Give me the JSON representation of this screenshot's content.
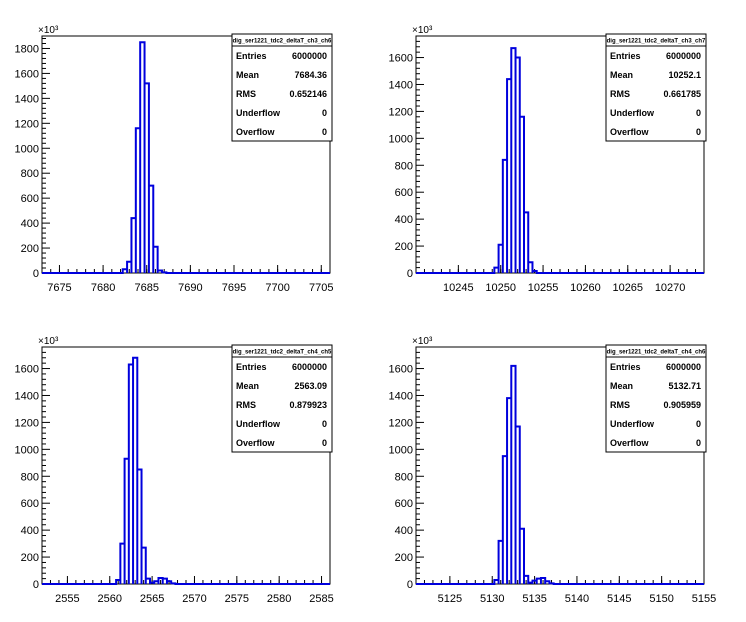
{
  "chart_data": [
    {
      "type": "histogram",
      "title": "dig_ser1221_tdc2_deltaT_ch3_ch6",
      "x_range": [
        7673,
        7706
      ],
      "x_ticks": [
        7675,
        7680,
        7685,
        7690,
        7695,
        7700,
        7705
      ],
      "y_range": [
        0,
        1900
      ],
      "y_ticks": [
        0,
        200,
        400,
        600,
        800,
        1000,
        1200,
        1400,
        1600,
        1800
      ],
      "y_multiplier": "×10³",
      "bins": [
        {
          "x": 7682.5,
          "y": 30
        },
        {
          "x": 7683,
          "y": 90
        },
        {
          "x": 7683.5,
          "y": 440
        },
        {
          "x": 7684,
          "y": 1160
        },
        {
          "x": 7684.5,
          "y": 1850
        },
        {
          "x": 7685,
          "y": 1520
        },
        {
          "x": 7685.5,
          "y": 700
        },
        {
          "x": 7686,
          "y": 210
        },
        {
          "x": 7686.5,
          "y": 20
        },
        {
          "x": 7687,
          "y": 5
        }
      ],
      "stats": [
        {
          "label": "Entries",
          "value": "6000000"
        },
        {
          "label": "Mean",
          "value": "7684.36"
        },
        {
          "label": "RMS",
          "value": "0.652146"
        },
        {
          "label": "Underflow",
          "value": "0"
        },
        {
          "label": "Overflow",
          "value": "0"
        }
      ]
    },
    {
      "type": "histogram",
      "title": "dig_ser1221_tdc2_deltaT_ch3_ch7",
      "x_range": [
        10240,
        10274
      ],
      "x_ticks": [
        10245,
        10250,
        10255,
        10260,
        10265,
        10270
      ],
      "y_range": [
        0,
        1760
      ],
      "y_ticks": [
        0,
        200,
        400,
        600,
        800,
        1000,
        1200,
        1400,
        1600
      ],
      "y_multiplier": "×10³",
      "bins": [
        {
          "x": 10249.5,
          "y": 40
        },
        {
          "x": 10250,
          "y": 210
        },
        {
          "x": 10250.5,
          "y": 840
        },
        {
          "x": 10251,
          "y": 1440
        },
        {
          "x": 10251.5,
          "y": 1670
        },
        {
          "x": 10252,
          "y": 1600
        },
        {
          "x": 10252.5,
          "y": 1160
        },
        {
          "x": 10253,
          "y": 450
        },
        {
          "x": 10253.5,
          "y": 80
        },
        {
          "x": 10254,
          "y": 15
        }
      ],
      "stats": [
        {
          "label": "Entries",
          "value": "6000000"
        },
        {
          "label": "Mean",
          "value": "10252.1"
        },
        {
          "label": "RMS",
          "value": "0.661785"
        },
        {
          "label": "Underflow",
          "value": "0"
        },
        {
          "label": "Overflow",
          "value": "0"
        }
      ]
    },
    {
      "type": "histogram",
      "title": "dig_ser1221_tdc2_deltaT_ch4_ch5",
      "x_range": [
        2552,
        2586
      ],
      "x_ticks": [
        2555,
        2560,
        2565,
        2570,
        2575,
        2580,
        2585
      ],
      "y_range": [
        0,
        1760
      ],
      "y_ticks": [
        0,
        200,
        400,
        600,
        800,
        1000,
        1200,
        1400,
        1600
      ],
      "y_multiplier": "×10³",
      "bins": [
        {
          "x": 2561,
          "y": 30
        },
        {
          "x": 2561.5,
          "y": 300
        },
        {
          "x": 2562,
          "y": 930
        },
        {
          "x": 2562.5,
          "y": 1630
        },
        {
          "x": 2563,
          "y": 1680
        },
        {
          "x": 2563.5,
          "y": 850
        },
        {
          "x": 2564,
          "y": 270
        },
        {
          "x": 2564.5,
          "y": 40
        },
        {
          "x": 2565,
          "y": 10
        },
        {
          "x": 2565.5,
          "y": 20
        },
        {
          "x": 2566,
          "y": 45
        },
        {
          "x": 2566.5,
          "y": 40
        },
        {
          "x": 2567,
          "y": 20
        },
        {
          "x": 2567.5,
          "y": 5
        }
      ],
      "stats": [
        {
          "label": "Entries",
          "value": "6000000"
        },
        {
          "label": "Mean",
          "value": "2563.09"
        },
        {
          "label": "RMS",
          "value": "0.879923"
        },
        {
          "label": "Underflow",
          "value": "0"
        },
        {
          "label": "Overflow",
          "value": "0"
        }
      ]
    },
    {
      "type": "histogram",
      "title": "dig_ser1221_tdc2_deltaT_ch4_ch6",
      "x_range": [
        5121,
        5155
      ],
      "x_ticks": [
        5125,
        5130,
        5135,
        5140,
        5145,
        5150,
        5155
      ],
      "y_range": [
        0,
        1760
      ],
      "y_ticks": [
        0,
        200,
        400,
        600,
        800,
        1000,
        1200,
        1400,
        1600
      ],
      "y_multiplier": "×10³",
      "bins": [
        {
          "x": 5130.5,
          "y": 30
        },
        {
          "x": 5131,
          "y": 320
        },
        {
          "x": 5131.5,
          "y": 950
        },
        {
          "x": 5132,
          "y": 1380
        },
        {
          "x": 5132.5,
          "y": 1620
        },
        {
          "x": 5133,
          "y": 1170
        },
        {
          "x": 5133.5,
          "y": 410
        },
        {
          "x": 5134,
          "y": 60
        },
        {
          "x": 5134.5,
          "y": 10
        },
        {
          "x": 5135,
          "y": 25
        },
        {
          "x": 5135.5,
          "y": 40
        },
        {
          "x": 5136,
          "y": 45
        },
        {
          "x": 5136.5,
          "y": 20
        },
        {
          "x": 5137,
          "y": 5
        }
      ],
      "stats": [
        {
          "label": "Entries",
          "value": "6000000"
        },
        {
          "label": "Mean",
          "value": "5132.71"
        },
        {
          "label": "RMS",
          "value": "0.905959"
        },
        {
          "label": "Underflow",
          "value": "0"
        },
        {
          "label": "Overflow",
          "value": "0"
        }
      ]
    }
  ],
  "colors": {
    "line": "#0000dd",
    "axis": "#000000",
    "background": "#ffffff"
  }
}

-.-.-

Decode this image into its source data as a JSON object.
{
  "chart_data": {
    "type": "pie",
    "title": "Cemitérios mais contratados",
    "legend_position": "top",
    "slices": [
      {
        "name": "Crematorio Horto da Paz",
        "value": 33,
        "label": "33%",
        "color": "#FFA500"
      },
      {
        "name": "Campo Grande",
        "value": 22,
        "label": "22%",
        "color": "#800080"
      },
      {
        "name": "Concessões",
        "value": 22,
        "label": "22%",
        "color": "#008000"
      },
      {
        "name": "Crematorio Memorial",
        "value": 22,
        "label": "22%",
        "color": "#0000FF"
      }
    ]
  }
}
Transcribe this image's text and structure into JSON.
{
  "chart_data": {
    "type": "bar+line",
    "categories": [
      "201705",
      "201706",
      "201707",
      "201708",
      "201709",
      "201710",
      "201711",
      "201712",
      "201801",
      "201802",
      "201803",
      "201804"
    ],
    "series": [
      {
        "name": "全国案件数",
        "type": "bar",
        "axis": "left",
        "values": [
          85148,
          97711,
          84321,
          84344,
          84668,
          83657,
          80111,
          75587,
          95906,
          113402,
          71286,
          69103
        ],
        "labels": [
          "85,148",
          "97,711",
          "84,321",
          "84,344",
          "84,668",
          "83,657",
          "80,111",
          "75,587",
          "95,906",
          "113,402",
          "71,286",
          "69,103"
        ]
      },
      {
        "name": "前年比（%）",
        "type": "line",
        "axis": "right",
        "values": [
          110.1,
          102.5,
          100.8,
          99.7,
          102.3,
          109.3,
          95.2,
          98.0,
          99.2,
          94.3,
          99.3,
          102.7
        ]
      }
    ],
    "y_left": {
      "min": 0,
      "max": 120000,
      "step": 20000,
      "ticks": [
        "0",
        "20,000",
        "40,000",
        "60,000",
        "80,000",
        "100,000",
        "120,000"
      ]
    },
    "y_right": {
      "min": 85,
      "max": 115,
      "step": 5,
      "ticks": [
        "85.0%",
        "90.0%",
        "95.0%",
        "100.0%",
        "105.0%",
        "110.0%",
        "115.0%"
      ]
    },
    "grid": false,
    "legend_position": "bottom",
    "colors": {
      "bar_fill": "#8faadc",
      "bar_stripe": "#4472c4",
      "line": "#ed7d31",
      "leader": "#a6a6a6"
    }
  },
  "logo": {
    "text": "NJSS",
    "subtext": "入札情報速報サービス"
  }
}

-.-.-

### What you have to do
Find all lines where the word "Crematorio" appears. Copy them.

### In response
        "name": "Crematorio Horto da Paz",
        "name": "Crematorio Memorial",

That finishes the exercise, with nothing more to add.